* What is needed
Please list every line in the records below that contains the string "contact", copying each such line in full.

----- Extracted information

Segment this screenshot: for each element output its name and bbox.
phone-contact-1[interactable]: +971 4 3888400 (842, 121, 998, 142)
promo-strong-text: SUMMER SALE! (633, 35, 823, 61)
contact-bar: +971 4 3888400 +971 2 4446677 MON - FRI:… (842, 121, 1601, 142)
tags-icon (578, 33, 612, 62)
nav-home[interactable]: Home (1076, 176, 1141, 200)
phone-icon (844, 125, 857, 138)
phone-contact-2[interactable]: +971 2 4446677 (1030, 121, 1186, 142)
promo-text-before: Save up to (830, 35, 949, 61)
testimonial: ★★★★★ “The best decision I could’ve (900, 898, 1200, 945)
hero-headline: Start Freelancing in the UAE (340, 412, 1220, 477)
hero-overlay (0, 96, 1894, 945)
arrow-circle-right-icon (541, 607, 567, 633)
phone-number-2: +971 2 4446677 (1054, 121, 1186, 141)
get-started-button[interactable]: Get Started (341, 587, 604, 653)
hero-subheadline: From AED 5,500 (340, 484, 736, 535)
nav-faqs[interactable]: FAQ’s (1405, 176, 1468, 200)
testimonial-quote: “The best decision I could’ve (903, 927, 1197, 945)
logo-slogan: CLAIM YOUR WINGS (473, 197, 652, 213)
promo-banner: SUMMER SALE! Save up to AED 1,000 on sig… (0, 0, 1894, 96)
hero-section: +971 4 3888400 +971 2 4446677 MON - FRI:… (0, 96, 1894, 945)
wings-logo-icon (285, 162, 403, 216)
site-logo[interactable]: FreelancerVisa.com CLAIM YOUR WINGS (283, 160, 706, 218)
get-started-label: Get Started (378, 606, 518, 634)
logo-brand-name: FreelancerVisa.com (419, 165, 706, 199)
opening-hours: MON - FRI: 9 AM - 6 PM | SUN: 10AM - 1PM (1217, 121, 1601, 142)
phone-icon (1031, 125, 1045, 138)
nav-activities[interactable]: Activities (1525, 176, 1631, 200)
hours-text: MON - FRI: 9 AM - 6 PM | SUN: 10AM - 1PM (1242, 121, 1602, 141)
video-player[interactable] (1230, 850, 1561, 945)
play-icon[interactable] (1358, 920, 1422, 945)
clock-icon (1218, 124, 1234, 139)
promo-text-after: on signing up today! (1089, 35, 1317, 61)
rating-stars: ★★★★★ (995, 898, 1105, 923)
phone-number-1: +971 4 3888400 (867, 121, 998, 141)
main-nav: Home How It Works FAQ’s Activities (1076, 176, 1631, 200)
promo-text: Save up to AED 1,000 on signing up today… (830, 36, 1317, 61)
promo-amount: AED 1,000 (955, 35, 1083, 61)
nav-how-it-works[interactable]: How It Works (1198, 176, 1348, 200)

----------

* Full response
phone-contact-1[interactable]: +971 4 3888400 (842, 121, 998, 142)
contact-bar: +971 4 3888400 +971 2 4446677 MON - FRI:… (842, 121, 1601, 142)
phone-contact-2[interactable]: +971 2 4446677 (1030, 121, 1186, 142)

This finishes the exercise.